### GIVEN REQUEST
Would you output the whole listing below, exactly as it reads?
========
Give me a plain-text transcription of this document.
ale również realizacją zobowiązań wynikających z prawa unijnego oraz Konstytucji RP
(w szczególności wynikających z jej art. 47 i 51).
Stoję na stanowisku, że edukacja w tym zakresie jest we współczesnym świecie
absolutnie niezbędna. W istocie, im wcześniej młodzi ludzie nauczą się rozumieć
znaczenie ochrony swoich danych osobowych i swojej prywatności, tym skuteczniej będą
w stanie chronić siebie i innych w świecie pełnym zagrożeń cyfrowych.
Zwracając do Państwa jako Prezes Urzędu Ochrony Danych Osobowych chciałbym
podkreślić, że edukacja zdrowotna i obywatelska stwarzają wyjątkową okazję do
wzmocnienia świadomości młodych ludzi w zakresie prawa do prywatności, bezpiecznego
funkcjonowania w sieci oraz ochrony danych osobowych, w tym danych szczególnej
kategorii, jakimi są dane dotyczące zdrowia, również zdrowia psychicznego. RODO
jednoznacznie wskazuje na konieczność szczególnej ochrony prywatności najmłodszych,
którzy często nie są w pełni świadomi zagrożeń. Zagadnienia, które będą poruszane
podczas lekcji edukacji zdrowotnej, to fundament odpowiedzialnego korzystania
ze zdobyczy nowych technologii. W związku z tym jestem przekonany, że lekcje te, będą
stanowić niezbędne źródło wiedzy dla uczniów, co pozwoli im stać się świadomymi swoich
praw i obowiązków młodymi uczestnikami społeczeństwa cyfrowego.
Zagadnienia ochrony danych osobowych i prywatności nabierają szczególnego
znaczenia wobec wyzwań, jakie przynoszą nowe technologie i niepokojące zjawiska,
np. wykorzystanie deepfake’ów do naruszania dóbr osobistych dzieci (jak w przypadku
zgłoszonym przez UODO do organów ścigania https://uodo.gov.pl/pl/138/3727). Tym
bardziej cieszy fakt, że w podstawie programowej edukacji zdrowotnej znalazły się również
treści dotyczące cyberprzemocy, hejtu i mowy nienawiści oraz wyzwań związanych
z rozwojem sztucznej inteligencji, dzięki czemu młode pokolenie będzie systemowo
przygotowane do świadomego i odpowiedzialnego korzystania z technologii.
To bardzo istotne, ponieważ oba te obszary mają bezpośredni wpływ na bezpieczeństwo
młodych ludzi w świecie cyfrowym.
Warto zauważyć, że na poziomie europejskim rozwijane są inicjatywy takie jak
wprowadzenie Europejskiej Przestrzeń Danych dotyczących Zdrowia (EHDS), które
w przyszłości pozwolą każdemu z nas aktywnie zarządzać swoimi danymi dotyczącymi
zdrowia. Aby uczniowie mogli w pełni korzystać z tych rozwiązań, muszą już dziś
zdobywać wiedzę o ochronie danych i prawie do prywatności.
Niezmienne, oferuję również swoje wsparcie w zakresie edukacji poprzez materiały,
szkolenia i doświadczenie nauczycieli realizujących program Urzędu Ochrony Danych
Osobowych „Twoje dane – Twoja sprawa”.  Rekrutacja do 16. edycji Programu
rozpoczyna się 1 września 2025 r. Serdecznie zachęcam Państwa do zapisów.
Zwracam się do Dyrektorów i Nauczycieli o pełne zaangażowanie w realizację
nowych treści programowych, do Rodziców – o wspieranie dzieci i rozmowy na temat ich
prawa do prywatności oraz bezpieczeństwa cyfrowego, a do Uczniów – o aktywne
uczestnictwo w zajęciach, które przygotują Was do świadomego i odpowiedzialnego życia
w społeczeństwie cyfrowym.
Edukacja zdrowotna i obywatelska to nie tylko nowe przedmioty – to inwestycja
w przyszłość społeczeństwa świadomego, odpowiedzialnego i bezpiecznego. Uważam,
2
========
### RESPONSE TO THE TASK
Give me a plain-text transcription of this document.
ale również realizacją zobowiązań wynikających z prawa unijnego oraz Konstytucji RP
(w szczególności wynikających z jej art. 47 i 51).
Stoję na stanowisku, że edukacja w tym zakresie jest we współczesnym świecie
absolutnie niezbędna. W istocie, im wcześniej młodzi ludzie nauczą się rozumieć
znaczenie ochrony swoich danych osobowych i swojej prywatności, tym skuteczniej będą
w stanie chronić siebie i innych w świecie pełnym zagrożeń cyfrowych.
Zwracając do Państwa jako Prezes Urzędu Ochrony Danych Osobowych chciałbym
podkreślić, że edukacja zdrowotna i obywatelska stwarzają wyjątkową okazję do
wzmocnienia świadomości młodych ludzi w zakresie prawa do prywatności, bezpiecznego
funkcjonowania w sieci oraz ochrony danych osobowych, w tym danych szczególnej
kategorii, jakimi są dane dotyczące zdrowia, również zdrowia psychicznego. RODO
jednoznacznie wskazuje na konieczność szczególnej ochrony prywatności najmłodszych,
którzy często nie są w pełni świadomi zagrożeń. Zagadnienia, które będą poruszane
podczas lekcji edukacji zdrowotnej, to fundament odpowiedzialnego korzystania
ze zdobyczy nowych technologii. W związku z tym jestem przekonany, że lekcje te, będą
stanowić niezbędne źródło wiedzy dla uczniów, co pozwoli im stać się świadomymi swoich
praw i obowiązków młodymi uczestnikami społeczeństwa cyfrowego.
Zagadnienia ochrony danych osobowych i prywatności nabierają szczególnego
znaczenia wobec wyzwań, jakie przynoszą nowe technologie i niepokojące zjawiska,
np. wykorzystanie deepfake’ów do naruszania dóbr osobistych dzieci (jak w przypadku
zgłoszonym przez UODO do organów ścigania https://uodo.gov.pl/pl/138/3727). Tym
bardziej cieszy fakt, że w podstawie programowej edukacji zdrowotnej znalazły się również
treści dotyczące cyberprzemocy, hejtu i mowy nienawiści oraz wyzwań związanych
z rozwojem sztucznej inteligencji, dzięki czemu młode pokolenie będzie systemowo
przygotowane do świadomego i odpowiedzialnego korzystania z technologii.
To bardzo istotne, ponieważ oba te obszary mają bezpośredni wpływ na bezpieczeństwo
młodych ludzi w świecie cyfrowym.
Warto zauważyć, że na poziomie europejskim rozwijane są inicjatywy takie jak
wprowadzenie Europejskiej Przestrzeń Danych dotyczących Zdrowia (EHDS), które
w przyszłości pozwolą każdemu z nas aktywnie zarządzać swoimi danymi dotyczącymi
zdrowia. Aby uczniowie mogli w pełni korzystać z tych rozwiązań, muszą już dziś
zdobywać wiedzę o ochronie danych i prawie do prywatności.
Niezmienne, oferuję również swoje wsparcie w zakresie edukacji poprzez materiały,
szkolenia i doświadczenie nauczycieli realizujących program Urzędu Ochrony Danych
Osobowych „Twoje dane – Twoja sprawa”.  Rekrutacja do 16. edycji Programu
rozpoczyna się 1 września 2025 r. Serdecznie zachęcam Państwa do zapisów.
Zwracam się do Dyrektorów i Nauczycieli o pełne zaangażowanie w realizację
nowych treści programowych, do Rodziców – o wspieranie dzieci i rozmowy na temat ich
prawa do prywatności oraz bezpieczeństwa cyfrowego, a do Uczniów – o aktywne
uczestnictwo w zajęciach, które przygotują Was do świadomego i odpowiedzialnego życia
w społeczeństwie cyfrowym.
Edukacja zdrowotna i obywatelska to nie tylko nowe przedmioty – to inwestycja
w przyszłość społeczeństwa świadomego, odpowiedzialnego i bezpiecznego. Uważam,
2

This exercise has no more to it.